-- BEGIN Extract provided --

Kaing Guek Eav, better known as "Duch," directed the most infamous detention and torture center, S-21, for the Khmer Rouge regime in Cambodia. This is now a genocide museum and, for the first time in 29 years, Eav returned there in February 2008 as a man charged with crimes against humanity by the Extraordinary Chambers in the Courts of Cambodia (ECCC), a court located in Phnom Penh and created through an agreement between the Cambodian government and the United Nations. His return was part of the judicial investigation, and information about it was shielded from the public, as is the entire investigation of this civil law system. Even so, this was an historic event and, as such, was announced in advance by the ECCC. Not surprisingly, local reporters — and a few international ones — showed up at S-21 in Phnom Penh’s city center to cover the news. Several circumvented the security measures meant to keep them out.

Things then turned unfriendly. Tracey Shelton, a reporter with The Phnom Penh Post, who took pictures of the accused at S-21, ended up being questioned for several hours by the police. Her digital photographs were erased. The Cambodia Daily reported that John Vink, a Magnum photographer, "was warned by a tribunal official that if he published a photograph of Duch he would be blacklisted from the court." The director of TV Channel CTN said he was told by a court official not to air the footage his reporters had taken. As reported by The Cambodia Daily, ECCC Public Affairs Chief Helen Jarvis further warned that "under the tribunal’s internal rules any person, whether an employee of the court or not, who knowingly discloses confidential information in violation of a judicial order is subject to sanction by the tribunal, Cambodian authorities, or the United Nations."

These actions sent a strong warning to journalists covering the ECCC, just as those taken by other tribunals against journalists have served a similar purpose. In fact, during the past six years a number of worrisome practices and jurisprudence have developed at UN tribunals, practices that journalists should report on as part of their coverage of the trials themselves.

Reporting on the Courts

In the past 15 years, the rapid rise of international courts involved with criminal justice has signified important progress in the global human rights movement. During the 1990’s, three major international tribunals were created: the International Criminal Tribunal for the former Yugoslavia (ICTY), the International Criminal Tribunal for Rwanda (ICTR), and the International Criminal Court (ICC). The first two plan to end their judicial work by 2010; the ICC is a permanent institution that began in 2002. Other war crimes trials have been held under UN-administered East Timor and Kosovo. Three major "hybrid" tribunals, with shared responsibility between international staff and nationals from the country where the crimes occurred, have been set up — the Special Court for Sierra Leone, the War Crimes Chamber in the Court of Bosnia-Herzegovina, and the ECCC. Another similar institution, the Special Tribunal for Lebanon, should start operating soon, although that court will not deal with war crimes.

A small number of journalists cover war crimes trials and other reporters write occasional stories on proceedings in The Hague, Arusha, Freetown, Sarajevo or Phnom Penh. But what receives considerably less press attention are restraints being placed on investigative and independent journalists through threats and intimidation or legal suits placed against them by prosecutors affiliated with these courts. Nor has the practice of closed hearings and anonymous testimony before war crimes tribunals, particularly at the ICTR, nor issues revolving around witness protection, been reported on with the kind of journalistic scrutiny that might reveal that these procedures have sometimes been created by courts to assure their own protection. The increasing erosion of public access to what happens at these courts has become one of the most damaging legacies of the UN tribunals.

-- END Extract provided --
-- BEGIN Data shown --

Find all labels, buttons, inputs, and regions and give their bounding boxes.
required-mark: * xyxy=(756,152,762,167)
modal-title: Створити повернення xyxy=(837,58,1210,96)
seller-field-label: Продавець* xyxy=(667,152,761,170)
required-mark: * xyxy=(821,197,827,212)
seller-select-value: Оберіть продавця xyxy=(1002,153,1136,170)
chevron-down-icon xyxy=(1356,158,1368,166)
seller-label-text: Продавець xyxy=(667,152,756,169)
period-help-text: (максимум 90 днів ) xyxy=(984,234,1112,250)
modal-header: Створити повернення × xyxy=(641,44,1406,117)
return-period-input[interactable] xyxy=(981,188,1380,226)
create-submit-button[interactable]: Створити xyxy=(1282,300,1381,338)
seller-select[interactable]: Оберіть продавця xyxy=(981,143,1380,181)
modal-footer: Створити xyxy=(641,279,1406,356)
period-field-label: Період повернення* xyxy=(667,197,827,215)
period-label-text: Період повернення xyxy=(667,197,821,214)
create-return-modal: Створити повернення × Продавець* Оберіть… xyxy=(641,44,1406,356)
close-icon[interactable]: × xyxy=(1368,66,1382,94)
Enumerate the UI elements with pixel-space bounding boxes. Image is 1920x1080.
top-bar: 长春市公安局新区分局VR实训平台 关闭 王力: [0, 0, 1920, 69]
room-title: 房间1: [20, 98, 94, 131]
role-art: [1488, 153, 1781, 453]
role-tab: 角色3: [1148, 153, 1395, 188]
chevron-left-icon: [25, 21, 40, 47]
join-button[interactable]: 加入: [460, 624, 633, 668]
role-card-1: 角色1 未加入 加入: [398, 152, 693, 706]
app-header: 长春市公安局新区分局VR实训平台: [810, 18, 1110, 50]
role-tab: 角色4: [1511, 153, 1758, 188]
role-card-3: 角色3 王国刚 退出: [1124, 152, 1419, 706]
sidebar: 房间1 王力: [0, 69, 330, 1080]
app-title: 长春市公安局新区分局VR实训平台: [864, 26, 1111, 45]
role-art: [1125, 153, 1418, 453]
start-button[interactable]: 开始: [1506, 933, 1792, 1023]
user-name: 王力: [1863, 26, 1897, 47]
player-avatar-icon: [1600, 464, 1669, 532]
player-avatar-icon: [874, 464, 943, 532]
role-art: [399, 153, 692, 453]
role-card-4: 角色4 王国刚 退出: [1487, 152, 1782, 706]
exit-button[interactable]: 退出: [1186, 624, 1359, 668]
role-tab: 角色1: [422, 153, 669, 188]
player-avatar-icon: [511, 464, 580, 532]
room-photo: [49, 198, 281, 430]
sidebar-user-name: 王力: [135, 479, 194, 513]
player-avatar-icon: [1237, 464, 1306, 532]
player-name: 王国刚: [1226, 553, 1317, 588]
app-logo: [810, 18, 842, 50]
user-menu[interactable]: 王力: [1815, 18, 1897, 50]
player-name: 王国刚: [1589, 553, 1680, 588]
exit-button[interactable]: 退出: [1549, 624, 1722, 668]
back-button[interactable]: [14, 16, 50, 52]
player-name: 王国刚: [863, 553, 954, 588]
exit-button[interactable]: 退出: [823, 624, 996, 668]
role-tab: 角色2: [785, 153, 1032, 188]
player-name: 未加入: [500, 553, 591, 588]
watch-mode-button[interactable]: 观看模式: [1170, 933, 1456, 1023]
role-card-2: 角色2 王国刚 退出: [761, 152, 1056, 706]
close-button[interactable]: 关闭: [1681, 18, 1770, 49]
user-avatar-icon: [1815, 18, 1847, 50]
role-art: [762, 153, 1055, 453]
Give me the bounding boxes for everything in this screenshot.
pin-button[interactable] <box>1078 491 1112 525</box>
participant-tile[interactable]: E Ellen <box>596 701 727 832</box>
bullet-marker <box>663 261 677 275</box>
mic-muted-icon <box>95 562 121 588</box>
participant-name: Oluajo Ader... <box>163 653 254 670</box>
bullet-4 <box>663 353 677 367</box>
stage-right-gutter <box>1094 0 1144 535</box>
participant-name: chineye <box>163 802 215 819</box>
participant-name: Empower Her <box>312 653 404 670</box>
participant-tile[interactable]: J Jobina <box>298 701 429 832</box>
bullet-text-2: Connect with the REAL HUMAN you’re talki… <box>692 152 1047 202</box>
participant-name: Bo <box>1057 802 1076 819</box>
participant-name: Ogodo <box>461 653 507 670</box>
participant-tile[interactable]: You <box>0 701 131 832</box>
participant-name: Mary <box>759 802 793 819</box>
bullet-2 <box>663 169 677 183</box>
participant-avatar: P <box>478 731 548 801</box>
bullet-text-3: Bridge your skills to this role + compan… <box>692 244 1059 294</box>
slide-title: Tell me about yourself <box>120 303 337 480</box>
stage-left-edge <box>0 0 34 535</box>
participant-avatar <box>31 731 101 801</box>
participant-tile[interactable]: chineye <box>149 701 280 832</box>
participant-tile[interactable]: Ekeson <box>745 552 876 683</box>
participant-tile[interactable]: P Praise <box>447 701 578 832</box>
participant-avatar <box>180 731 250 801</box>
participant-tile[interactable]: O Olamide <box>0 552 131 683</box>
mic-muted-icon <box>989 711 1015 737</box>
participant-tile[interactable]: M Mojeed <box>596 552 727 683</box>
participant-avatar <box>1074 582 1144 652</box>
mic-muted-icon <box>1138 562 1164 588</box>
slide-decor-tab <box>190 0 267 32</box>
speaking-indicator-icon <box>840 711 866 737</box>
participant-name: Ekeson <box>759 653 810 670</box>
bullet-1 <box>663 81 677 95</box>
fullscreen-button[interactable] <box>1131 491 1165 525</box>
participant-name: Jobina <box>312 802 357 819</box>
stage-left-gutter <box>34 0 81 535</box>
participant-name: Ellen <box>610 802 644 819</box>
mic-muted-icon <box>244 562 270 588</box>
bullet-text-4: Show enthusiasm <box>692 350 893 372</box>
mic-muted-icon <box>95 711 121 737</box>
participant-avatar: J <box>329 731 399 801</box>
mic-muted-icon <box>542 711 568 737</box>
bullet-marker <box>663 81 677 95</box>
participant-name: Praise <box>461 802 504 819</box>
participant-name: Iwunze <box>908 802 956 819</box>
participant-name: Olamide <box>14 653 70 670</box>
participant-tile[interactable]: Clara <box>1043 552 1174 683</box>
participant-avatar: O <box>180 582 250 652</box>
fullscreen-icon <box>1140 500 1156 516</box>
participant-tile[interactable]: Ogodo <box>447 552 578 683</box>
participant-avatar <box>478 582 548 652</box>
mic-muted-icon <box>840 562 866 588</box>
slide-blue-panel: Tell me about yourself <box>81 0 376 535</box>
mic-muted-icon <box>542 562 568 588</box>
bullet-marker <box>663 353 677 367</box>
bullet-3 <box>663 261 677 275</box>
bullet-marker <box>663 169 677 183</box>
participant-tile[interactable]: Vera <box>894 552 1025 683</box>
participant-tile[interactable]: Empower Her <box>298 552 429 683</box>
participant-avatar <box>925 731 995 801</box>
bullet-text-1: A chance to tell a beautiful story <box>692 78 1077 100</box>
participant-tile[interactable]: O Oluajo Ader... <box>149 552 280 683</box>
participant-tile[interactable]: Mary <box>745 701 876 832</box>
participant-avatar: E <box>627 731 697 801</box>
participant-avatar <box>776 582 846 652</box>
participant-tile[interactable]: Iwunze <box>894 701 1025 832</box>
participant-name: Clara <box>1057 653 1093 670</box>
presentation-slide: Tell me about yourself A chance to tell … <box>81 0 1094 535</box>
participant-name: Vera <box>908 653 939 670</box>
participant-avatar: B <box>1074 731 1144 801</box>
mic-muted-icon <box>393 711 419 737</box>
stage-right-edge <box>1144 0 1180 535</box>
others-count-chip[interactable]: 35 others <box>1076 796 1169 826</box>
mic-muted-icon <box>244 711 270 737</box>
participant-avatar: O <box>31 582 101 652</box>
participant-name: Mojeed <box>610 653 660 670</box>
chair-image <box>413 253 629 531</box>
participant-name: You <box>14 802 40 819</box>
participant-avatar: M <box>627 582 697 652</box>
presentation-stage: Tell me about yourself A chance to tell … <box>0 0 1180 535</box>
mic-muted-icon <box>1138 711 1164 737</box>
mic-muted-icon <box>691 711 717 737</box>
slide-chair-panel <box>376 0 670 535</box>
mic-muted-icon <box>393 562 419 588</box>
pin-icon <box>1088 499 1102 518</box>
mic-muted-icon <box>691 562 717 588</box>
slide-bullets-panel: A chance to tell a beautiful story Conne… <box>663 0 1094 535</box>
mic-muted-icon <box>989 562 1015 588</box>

-- END Data shown --

◆ Tasks to carry out ◆
[1] Quote the passage of the article on reporting on war crimes tribunals between "These actions sent" and "the trials themselves.", inclusive.
[2] Answer these questions using the article on reporting on war crimes tribunals.
(a) In what month and year did Kaing Guek Eav return to S-21?
(b) What happened to Tracey Shelton's digital photographs?
(c) In what year did the International Criminal Court begin?

◆ Solution list ◆
[1]
These actions sent a strong warning to journalists covering the ECCC, just as those taken by other tribunals against journalists have served a similar purpose. In fact, during the past six years a number of worrisome practices and jurisprudence have developed at UN tribunals, practices that journalists should report on as part of their coverage of the trials themselves.

[2]
(a) He returned in February 2008.
(b) They were erased.
(c) It began in 2002.